*SELECTION:*
○ ○ ○ ○ ○ ○ ○

By Rory O'Connor
Wednesday 20 February 2008
McKinnon, the media mastermind who helped launch Bush into office, says he won't attack Obama.
If you're a Democratic primary voter in Ohio, Texas or Pennsylvania, and you're still torn between Obama and the Clintons, here's the best reason I know to throw your support to Obama: Mark McKinnon.
Love him or hate him, there's general agreement that McKinnon - the chief media adviser and strategist for presumptive Republican nominee John McCain - is a genius at what he does. So it's no surprise that, even though it's relatively old 'news,' word that McKinnon will stop working for McCain if Obama is the Democratic nominee has been freshly burning up cyberspace of late.
Citing his admiration for the Illinois senator, McKinnon says he cannot face being part of a campaign that "would inevitably be attacking" Obama. "I have met Barack Obama. I have read his book. I like him a great deal, he told National Public Radio. "I disagree with him on very fundamental issues, but it would be uncomfortable for me, and it would be bad for the McCain campaign."
But who is Mark McKinnon - and why does his unusual stance matter so much? For starters, because as the chief media adviser and strategist for the Bush-Cheney campaigns, he arguably deserves more credit (or blame, depending on your politics!) than any other individual for George Bush being in the White House. Anyone who can get George Bush elected president of the United States twice (and governor of Texas before that) is a danger to Democrats everywhere, and the fact that McKinnon will withdraw his services from McCain in the event of an Obama nomination should be music to the ears of anyone who wants to see an end to our long national nightmare - aka the Bush administration and its possible successors.

○ ○ ○ ○ ○ ○ ○

*TASK GOAL:*
Write the next part of the article on Mark McKinnon and the Obama campaign, picking up after its final sentence.

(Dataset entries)

○ ○ ○ ○ ○ ○ ○

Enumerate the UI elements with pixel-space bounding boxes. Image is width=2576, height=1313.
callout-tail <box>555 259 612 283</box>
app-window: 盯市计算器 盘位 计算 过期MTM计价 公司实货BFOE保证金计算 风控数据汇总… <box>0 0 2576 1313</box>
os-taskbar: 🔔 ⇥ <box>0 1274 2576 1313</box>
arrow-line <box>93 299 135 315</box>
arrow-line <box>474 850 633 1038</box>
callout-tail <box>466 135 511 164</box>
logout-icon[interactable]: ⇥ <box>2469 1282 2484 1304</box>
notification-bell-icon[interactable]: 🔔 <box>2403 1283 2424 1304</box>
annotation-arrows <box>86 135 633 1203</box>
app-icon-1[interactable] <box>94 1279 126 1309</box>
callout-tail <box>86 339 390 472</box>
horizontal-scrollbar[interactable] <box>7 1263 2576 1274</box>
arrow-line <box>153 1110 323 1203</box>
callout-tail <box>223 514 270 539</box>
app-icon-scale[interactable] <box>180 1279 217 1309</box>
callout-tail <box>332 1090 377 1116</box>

○ ○ ○ ○ ○ ○ ○

*OUTPUT:*
I first met McKinnon in 2004 while covering the presidential media campaigns for the television industry journal Broadcasting & Cable. He returned my first call immediately - unlike his inept Democratic counterparts, who failed to return 14 calls and then hung up when I finally got through. After telling me to check in with presidential counselor Dan Bartlett (who also promptly returned the call), McKinnon then invited me to spend a day at the Bush/Cheney campaign offices in suburban Virginia.
Upon arrival, I asked McKinnon what his media plan for the campaign against John Kerry would be. To my surprise, instead of dodging, filibustering or ignoring the question, he answered in a forthright manner. "We plan to spend $60 million in the next 90 days defining John Kerry before he can define himself," McKinnon told me.
"How are you going to define him?" I shot back.
"As a flip-flopping liberal who's wrong on defense," McKinnon replied.
I then watched in amazement over the next three months as he proceeded to do exactly that. Within weeks of our conversation, ordinary people all over the country suddenly began saying that they had doubts about Kerry - particularly, they parroted, because he seemed like such a "flip-flopper." The mainstream media lapdogs soon followed suit.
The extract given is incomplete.